--- Stored data ---
===

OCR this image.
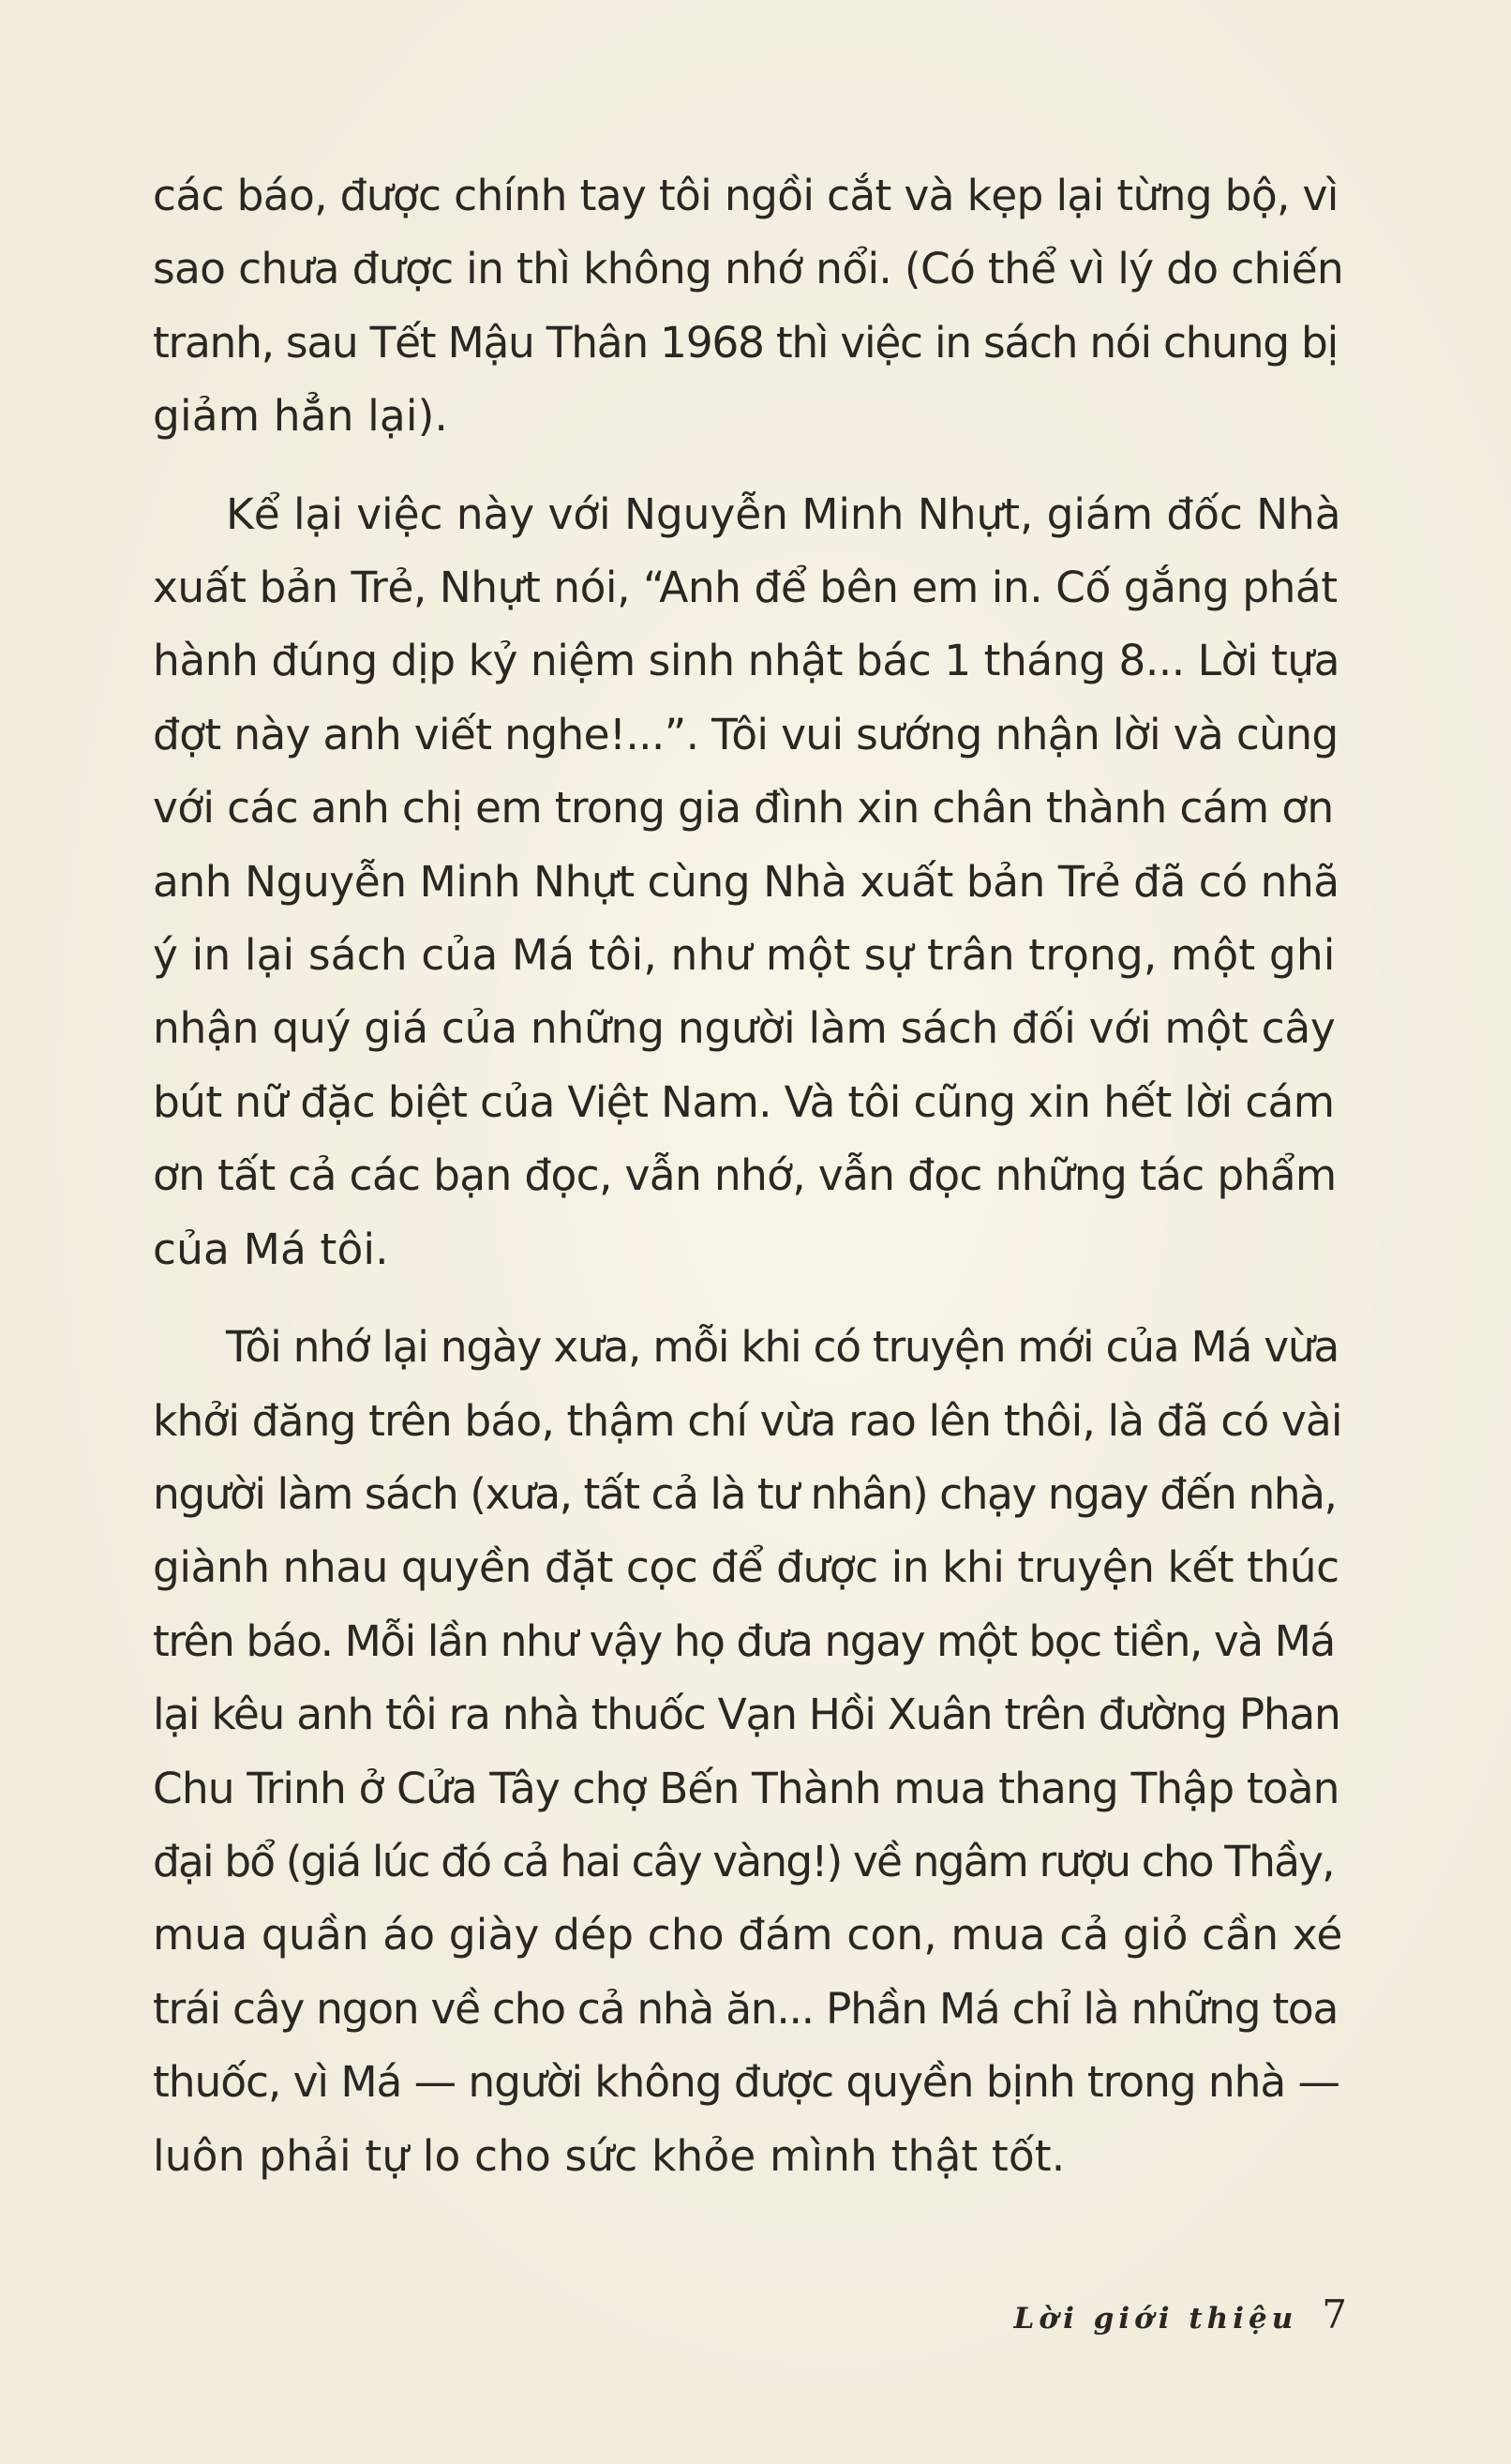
các báo, được chính tay tôi ngồi cắt và kẹp lại từng bộ, vì
sao chưa được in thì không nhớ nổi. (Có thể vì lý do chiến
tranh, sau Tết Mậu Thân 1968 thì việc in sách nói chung bị
giảm hẳn lại).

Kể lại việc này với Nguyễn Minh Nhựt, giám đốc Nhà
xuất bản Trẻ, Nhựt nói, “Anh để bên em in. Cố gắng phát
hành đúng dịp kỷ niệm sinh nhật bác 1 tháng 8... Lời tựa
đợt này anh viết nghe!...”. Tôi vui sướng nhận lời và cùng
với các anh chị em trong gia đình xin chân thành cám ơn
anh Nguyễn Minh Nhựt cùng Nhà xuất bản Trẻ đã có nhã
ý in lại sách của Má tôi, như một sự trân trọng, một ghi
nhận quý giá của những người làm sách đối với một cây
bút nữ đặc biệt của Việt Nam. Và tôi cũng xin hết lời cám
ơn tất cả các bạn đọc, vẫn nhớ, vẫn đọc những tác phẩm
của Má tôi.

Tôi nhớ lại ngày xưa, mỗi khi có truyện mới của Má vừa
khởi đăng trên báo, thậm chí vừa rao lên thôi, là đã có vài
người làm sách (xưa, tất cả là tư nhân) chạy ngay đến nhà,
giành nhau quyền đặt cọc để được in khi truyện kết thúc
trên báo. Mỗi lần như vậy họ đưa ngay một bọc tiền, và Má
lại kêu anh tôi ra nhà thuốc Vạn Hồi Xuân trên đường Phan
Chu Trinh ở Cửa Tây chợ Bến Thành mua thang Thập toàn
đại bổ (giá lúc đó cả hai cây vàng!) về ngâm rượu cho Thầy,
mua quần áo giày dép cho đám con, mua cả giỏ cần xé
trái cây ngon về cho cả nhà ăn... Phần Má chỉ là những toa
thuốc, vì Má — người không được quyền bịnh trong nhà —
luôn phải tự lo cho sức khỏe mình thật tốt.

Lời giới thiệu 7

===

--- What is asked ---
Copy the records above exactly, omitting every picture.

--- Written reply ---
OCR this image.
các báo, được chính tay tôi ngồi cắt và kẹp lại từng bộ, vì
sao chưa được in thì không nhớ nổi. (Có thể vì lý do chiến
tranh, sau Tết Mậu Thân 1968 thì việc in sách nói chung bị
giảm hẳn lại).

Kể lại việc này với Nguyễn Minh Nhựt, giám đốc Nhà
xuất bản Trẻ, Nhựt nói, “Anh để bên em in. Cố gắng phát
hành đúng dịp kỷ niệm sinh nhật bác 1 tháng 8... Lời tựa
đợt này anh viết nghe!...”. Tôi vui sướng nhận lời và cùng
với các anh chị em trong gia đình xin chân thành cám ơn
anh Nguyễn Minh Nhựt cùng Nhà xuất bản Trẻ đã có nhã
ý in lại sách của Má tôi, như một sự trân trọng, một ghi
nhận quý giá của những người làm sách đối với một cây
bút nữ đặc biệt của Việt Nam. Và tôi cũng xin hết lời cám
ơn tất cả các bạn đọc, vẫn nhớ, vẫn đọc những tác phẩm
của Má tôi.

Tôi nhớ lại ngày xưa, mỗi khi có truyện mới của Má vừa
khởi đăng trên báo, thậm chí vừa rao lên thôi, là đã có vài
người làm sách (xưa, tất cả là tư nhân) chạy ngay đến nhà,
giành nhau quyền đặt cọc để được in khi truyện kết thúc
trên báo. Mỗi lần như vậy họ đưa ngay một bọc tiền, và Má
lại kêu anh tôi ra nhà thuốc Vạn Hồi Xuân trên đường Phan
Chu Trinh ở Cửa Tây chợ Bến Thành mua thang Thập toàn
đại bổ (giá lúc đó cả hai cây vàng!) về ngâm rượu cho Thầy,
mua quần áo giày dép cho đám con, mua cả giỏ cần xé
trái cây ngon về cho cả nhà ăn... Phần Má chỉ là những toa
thuốc, vì Má — người không được quyền bịnh trong nhà —
luôn phải tự lo cho sức khỏe mình thật tốt.

Lời giới thiệu 7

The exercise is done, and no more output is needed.